§ What this task involves
Without the images, print all the entries below exactly as given.

---- Data records

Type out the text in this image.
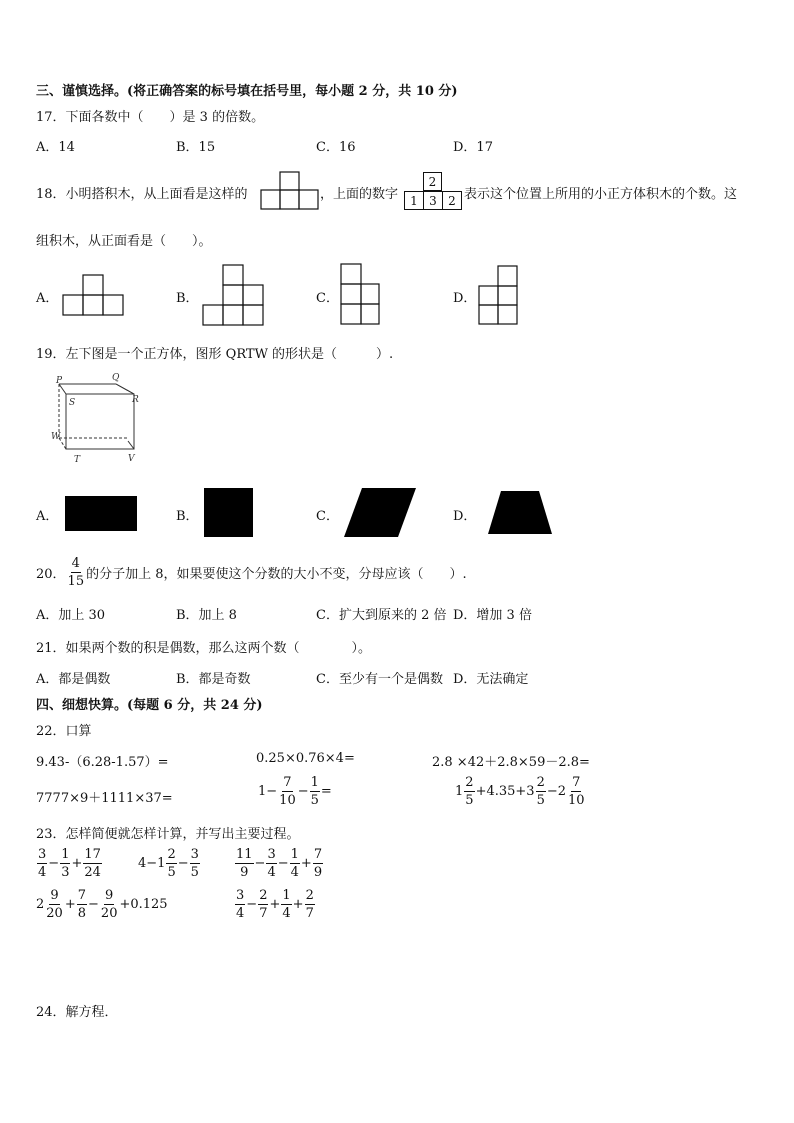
三、谨慎选择。(将正确答案的标号填在括号里，每小题 2 分，共 10 分)
17．下面各数中（　　）是 3 的倍数。
A．14	B．15	C．16	D．17
18．小明搭积木，从上面看是这样的	，上面的数字
2
1 3 2 表示这个位置上所用的小正方体积木的个数。这
组积木，从正面看是（　　）。
A．	B．	C．	D．
19．左下图是一个正方体，图形 QRTW 的形状是（　　　）.
P	Q
S	R
W
T	V
A．	B．	C．	D．
20． $\frac{4}{15}$ 的分子加上 8，如果要使这个分数的大小不变，分母应该（　　）.
A．加上 30	B．加上 8	C．扩大到原来的 2 倍 D．增加 3 倍
21．如果两个数的积是偶数，那么这两个数（　　　　）。
A．都是偶数	B．都是奇数	C．至少有一个是偶数 D．无法确定
四、细想快算。(每题 6 分，共 24 分)
22．口算
9.43-（6.28-1.57）=	0.25×0.76×4=	2.8 ×42＋2.8×59－2.8=
7777×9＋1111×37=	$1- \frac{7}{10} - \frac{1}{5}$ =	$1 \frac{2}{5} +4.35+3 \frac{2}{5} -2 \frac{7}{10}$
23．怎样简便就怎样计算，并写出主要过程。
$\frac{3}{4} - \frac{1}{3} + \frac{17}{24}$	$4-1 \frac{2}{5} - \frac{3}{5}$	$\frac{11}{9} - \frac{3}{4} - \frac{1}{4} + \frac{7}{9}$
$2 \frac{9}{20} + \frac{7}{8} - \frac{9}{20} +0.125$	$\frac{3}{4} - \frac{2}{7} + \frac{1}{4} + \frac{2}{7}$
24．解方程．
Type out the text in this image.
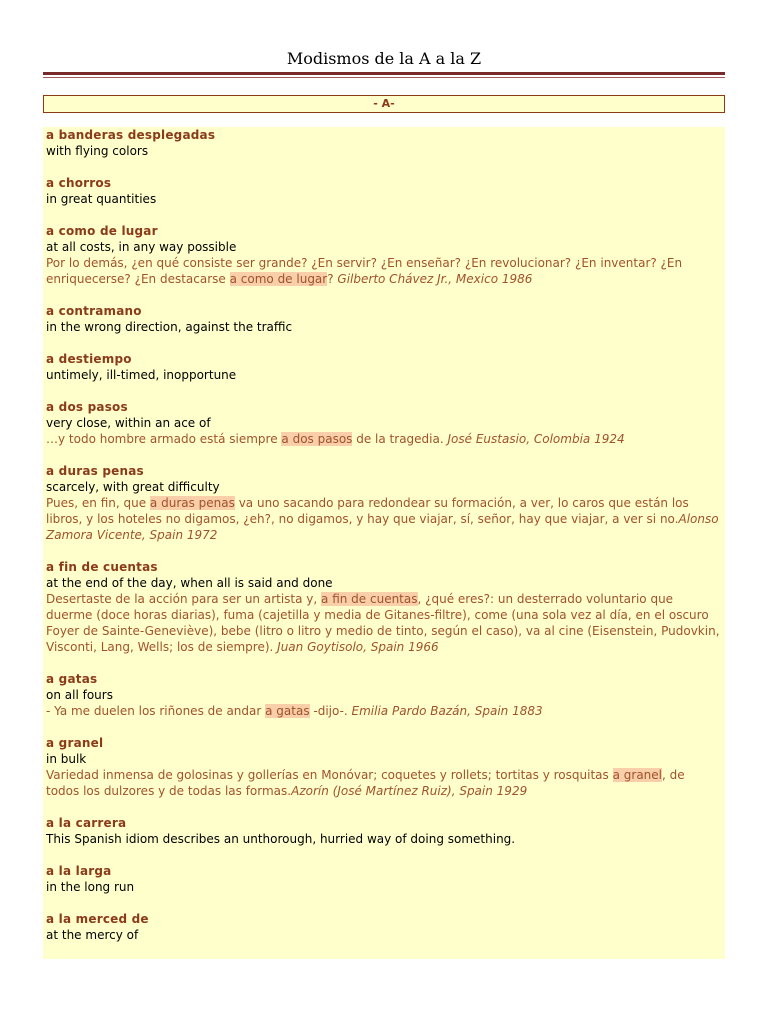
Modismos de la A a la Z
- A-
a banderas desplegadas
with flying colors
a chorros
in great quantities
a como de lugar
at all costs, in any way possible
Por lo demás, ¿en qué consiste ser grande? ¿En servir? ¿En enseñar? ¿En revolucionar? ¿En inventar? ¿En enriquecerse? ¿En destacarse a como de lugar? Gilberto Chávez Jr., Mexico 1986
a contramano
in the wrong direction, against the traffic
a destiempo
untimely, ill-timed, inopportune
a dos pasos
very close, within an ace of
…y todo hombre armado está siempre a dos pasos de la tragedia. José Eustasio, Colombia 1924
a duras penas
scarcely, with great difficulty
Pues, en fin, que a duras penas va uno sacando para redondear su formación, a ver, lo caros que están los libros, y los hoteles no digamos, ¿eh?, no digamos, y hay que viajar, sí, señor, hay que viajar, a ver si no.Alonso Zamora Vicente, Spain 1972
a fin de cuentas
at the end of the day, when all is said and done
Desertaste de la acción para ser un artista y, a fin de cuentas, ¿qué eres?: un desterrado voluntario que duerme (doce horas diarias), fuma (cajetilla y media de Gitanes-filtre), come (una sola vez al día, en el oscuro Foyer de Sainte-Geneviève), bebe (litro o litro y medio de tinto, según el caso), va al cine (Eisenstein, Pudovkin, Visconti, Lang, Wells; los de siempre). Juan Goytisolo, Spain 1966
a gatas
on all fours
- Ya me duelen los riñones de andar a gatas -dijo-. Emilia Pardo Bazán, Spain 1883
a granel
in bulk
Variedad inmensa de golosinas y gollerías en Monóvar; coquetes y rollets; tortitas y rosquitas a granel, de todos los dulzores y de todas las formas.Azorín (José Martínez Ruiz), Spain 1929
a la carrera
This Spanish idiom describes an unthorough, hurried way of doing something.
a la larga
in the long run
a la merced de
at the mercy of
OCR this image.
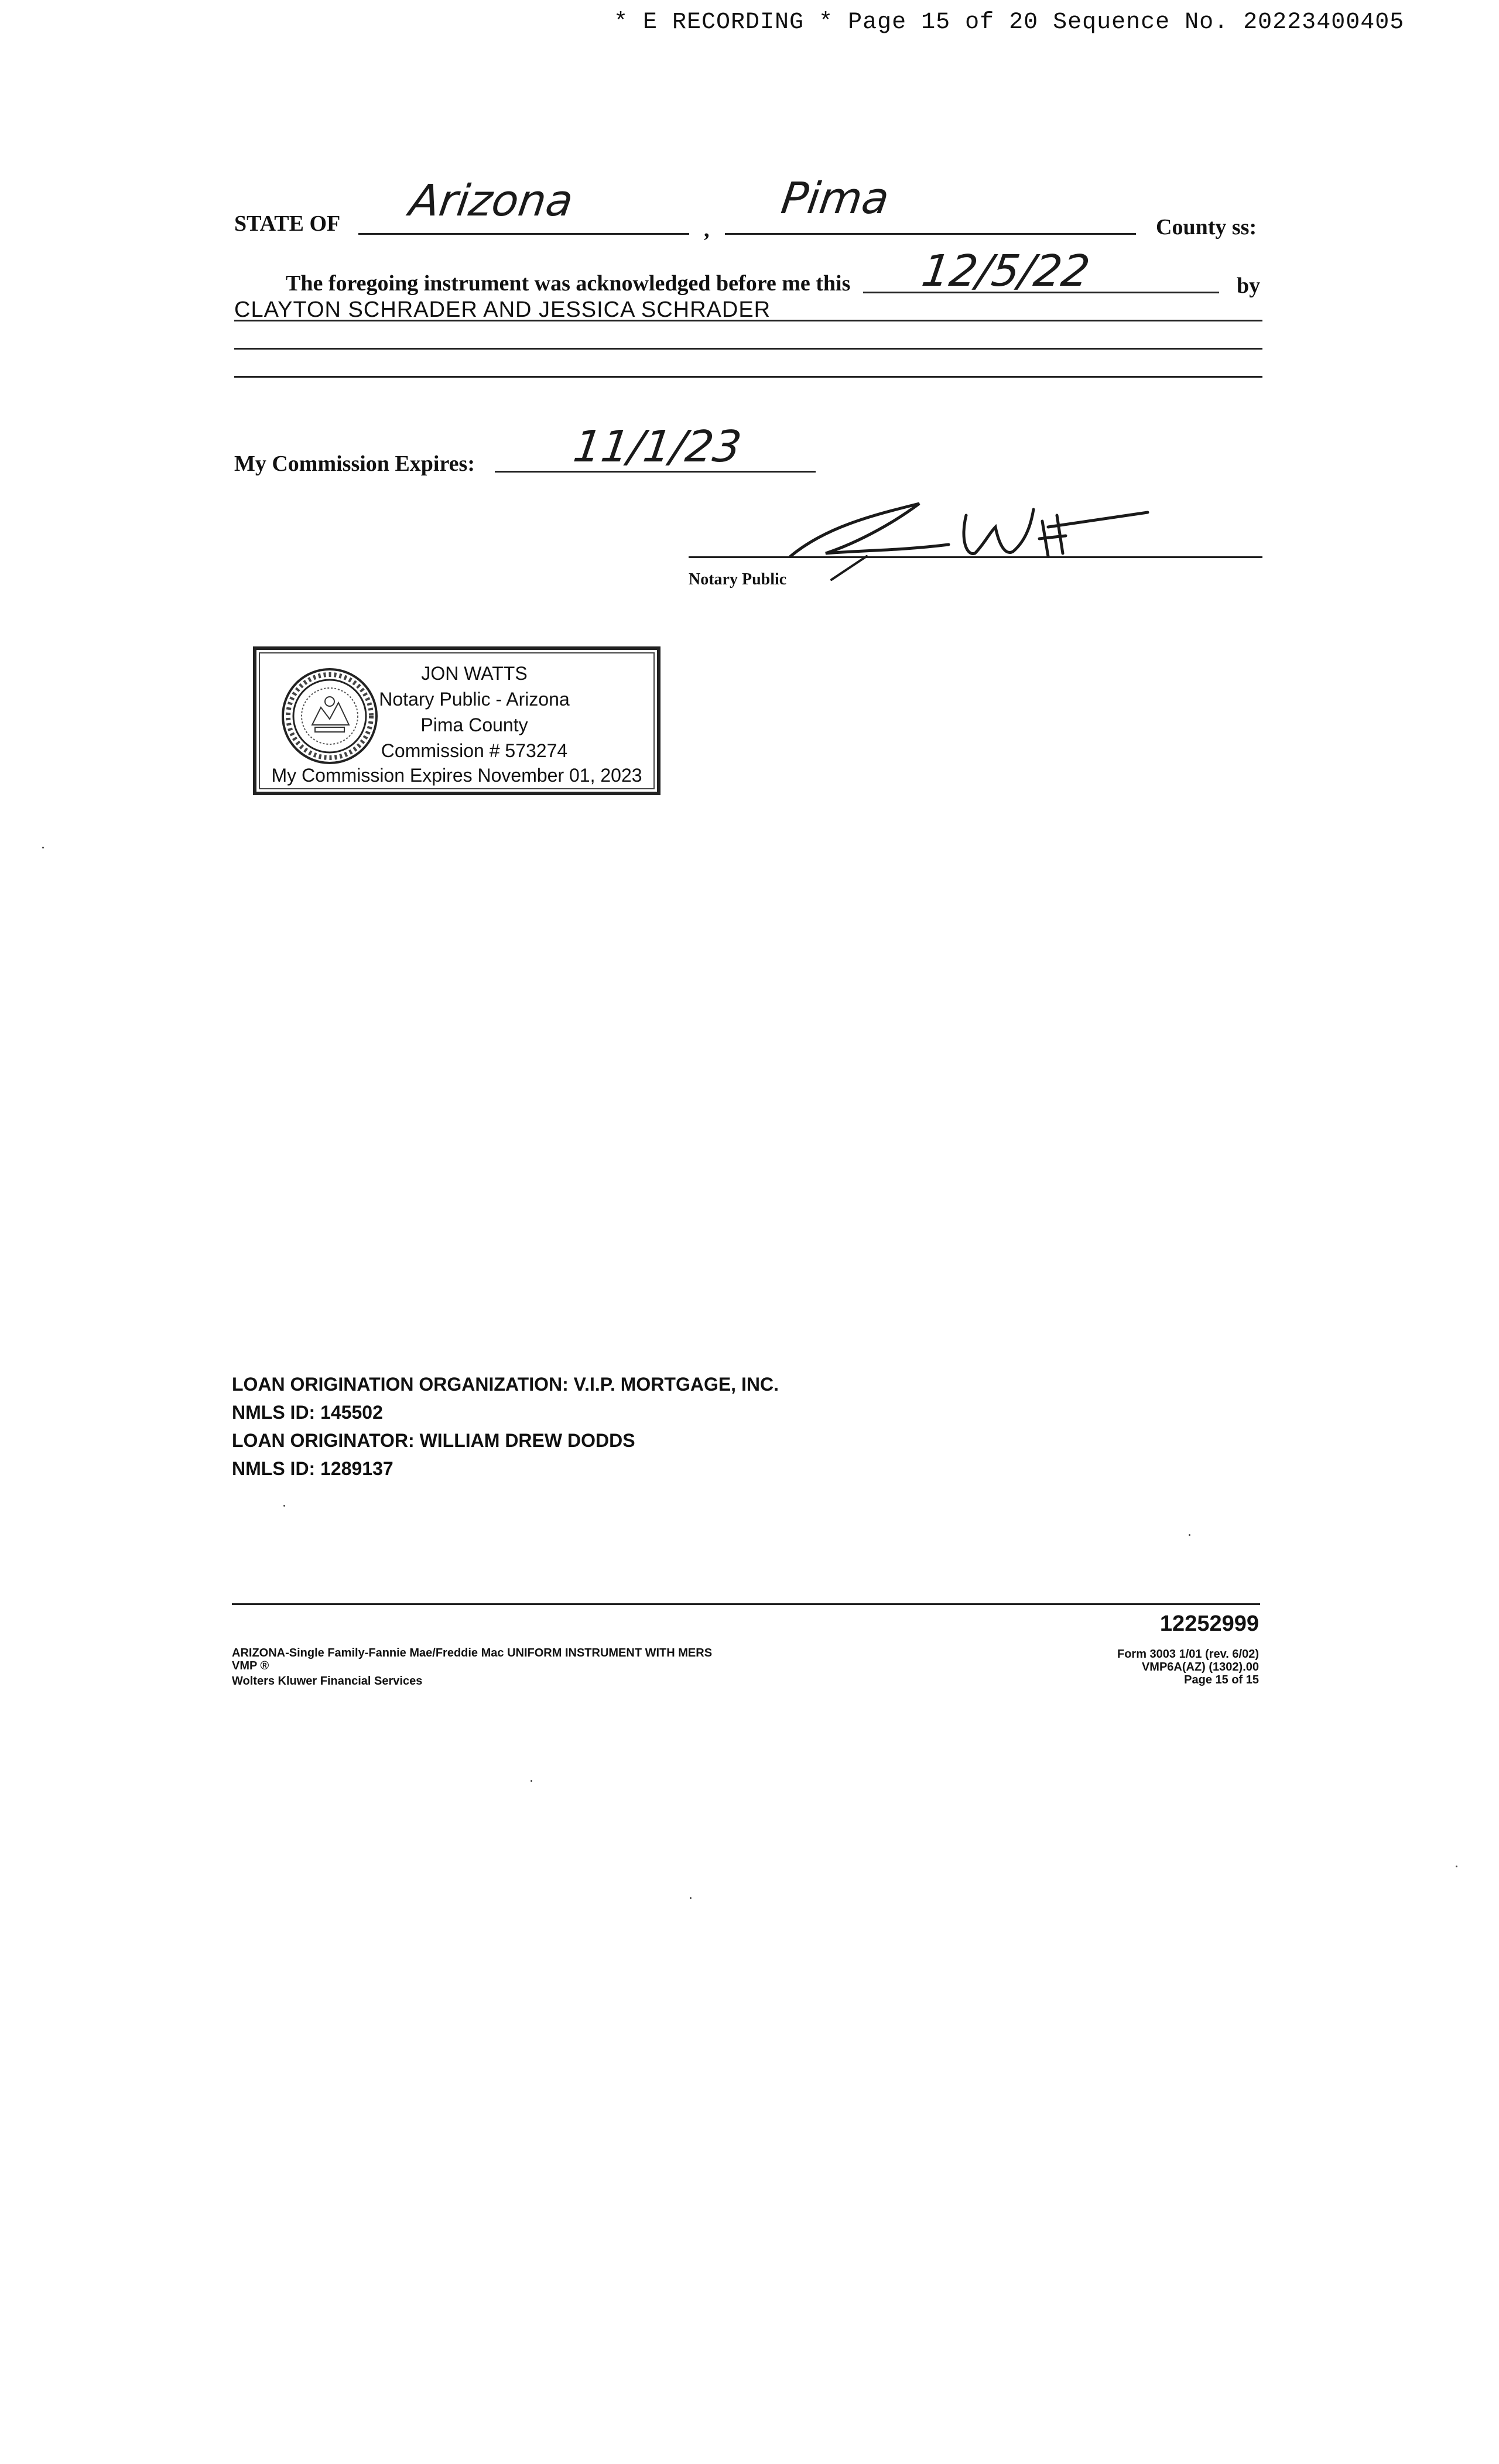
* E RECORDING * Page 15 of 20 Sequence No. 20223400405
STATE OF Arizona
,
Pima
County ss:
The foregoing instrument was acknowledged before me this 12/5/22	by
CLAYTON SCHRADER AND JESSICA SCHRADER
My Commission Expires: 11/1/23
Notary Public
JON WATTS
Notary Public - Arizona
Pima County
Commission # 573274
My Commission Expires November 01, 2023
LOAN ORIGINATION ORGANIZATION: V.I.P. MORTGAGE, INC.
NMLS ID: 145502
LOAN ORIGINATOR: WILLIAM DREW DODDS
NMLS ID: 1289137
12252999
ARIZONA-Single Family-Fannie Mae/Freddie Mac UNIFORM INSTRUMENT WITH MERS
VMP ®
Wolters Kluwer Financial Services
Form 3003 1/01 (rev. 6/02)
VMP6A(AZ) (1302).00
Page 15 of 15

--------

§ Output of the exercise
Type out the text in this image.
三、谨慎选择。(将正确答案的标号填在括号里，每小题 2 分，共 10 分)
17．下面各数中（　　）是 3 的倍数。
A．14	B．15	C．16	D．17
18．小明搭积木，从上面看是这样的	，上面的数字
2
1 3 2 表示这个位置上所用的小正方体积木的个数。这
组积木，从正面看是（　　）。
A．	B．	C．	D．
19．左下图是一个正方体，图形 QRTW 的形状是（　　　）.
P	Q
S	R
W
T	V
A．	B．	C．	D．
20． $\frac{4}{15}$ 的分子加上 8，如果要使这个分数的大小不变，分母应该（　　）.
A．加上 30	B．加上 8	C．扩大到原来的 2 倍 D．增加 3 倍
21．如果两个数的积是偶数，那么这两个数（　　　　）。
A．都是偶数	B．都是奇数	C．至少有一个是偶数 D．无法确定
四、细想快算。(每题 6 分，共 24 分)
22．口算
9.43-（6.28-1.57）=	0.25×0.76×4=	2.8 ×42＋2.8×59－2.8=
7777×9＋1111×37=	$1- \frac{7}{10} - \frac{1}{5}$ =	$1 \frac{2}{5} +4.35+3 \frac{2}{5} -2 \frac{7}{10}$
23．怎样简便就怎样计算，并写出主要过程。
$\frac{3}{4} - \frac{1}{3} + \frac{17}{24}$	$4-1 \frac{2}{5} - \frac{3}{5}$	$\frac{11}{9} - \frac{3}{4} - \frac{1}{4} + \frac{7}{9}$
$2 \frac{9}{20} + \frac{7}{8} - \frac{9}{20} +0.125$	$\frac{3}{4} - \frac{2}{7} + \frac{1}{4} + \frac{2}{7}$
24．解方程．
Type out the text in this image.
Modismos de la A a la Z
- A-
a banderas desplegadas
with flying colors
a chorros
in great quantities
a como de lugar
at all costs, in any way possible
Por lo demás, ¿en qué consiste ser grande? ¿En servir? ¿En enseñar? ¿En revolucionar? ¿En inventar? ¿En enriquecerse? ¿En destacarse a como de lugar? Gilberto Chávez Jr., Mexico 1986
a contramano
in the wrong direction, against the traffic
a destiempo
untimely, ill-timed, inopportune
a dos pasos
very close, within an ace of
…y todo hombre armado está siempre a dos pasos de la tragedia. José Eustasio, Colombia 1924
a duras penas
scarcely, with great difficulty
Pues, en fin, que a duras penas va uno sacando para redondear su formación, a ver, lo caros que están los libros, y los hoteles no digamos, ¿eh?, no digamos, y hay que viajar, sí, señor, hay que viajar, a ver si no.Alonso Zamora Vicente, Spain 1972
a fin de cuentas
at the end of the day, when all is said and done
Desertaste de la acción para ser un artista y, a fin de cuentas, ¿qué eres?: un desterrado voluntario que duerme (doce horas diarias), fuma (cajetilla y media de Gitanes-filtre), come (una sola vez al día, en el oscuro Foyer de Sainte-Geneviève), bebe (litro o litro y medio de tinto, según el caso), va al cine (Eisenstein, Pudovkin, Visconti, Lang, Wells; los de siempre). Juan Goytisolo, Spain 1966
a gatas
on all fours
- Ya me duelen los riñones de andar a gatas -dijo-. Emilia Pardo Bazán, Spain 1883
a granel
in bulk
Variedad inmensa de golosinas y gollerías en Monóvar; coquetes y rollets; tortitas y rosquitas a granel, de todos los dulzores y de todas las formas.Azorín (José Martínez Ruiz), Spain 1929
a la carrera
This Spanish idiom describes an unthorough, hurried way of doing something.
a la larga
in the long run
a la merced de
at the mercy of
OCR this image.
* E RECORDING * Page 15 of 20 Sequence No. 20223400405
STATE OF Arizona
,
Pima
County ss:
The foregoing instrument was acknowledged before me this 12/5/22	by
CLAYTON SCHRADER AND JESSICA SCHRADER
My Commission Expires: 11/1/23
Notary Public
JON WATTS
Notary Public - Arizona
Pima County
Commission # 573274
My Commission Expires November 01, 2023
LOAN ORIGINATION ORGANIZATION: V.I.P. MORTGAGE, INC.
NMLS ID: 145502
LOAN ORIGINATOR: WILLIAM DREW DODDS
NMLS ID: 1289137
12252999
ARIZONA-Single Family-Fannie Mae/Freddie Mac UNIFORM INSTRUMENT WITH MERS
VMP ®
Wolters Kluwer Financial Services
Form 3003 1/01 (rev. 6/02)
VMP6A(AZ) (1302).00
Page 15 of 15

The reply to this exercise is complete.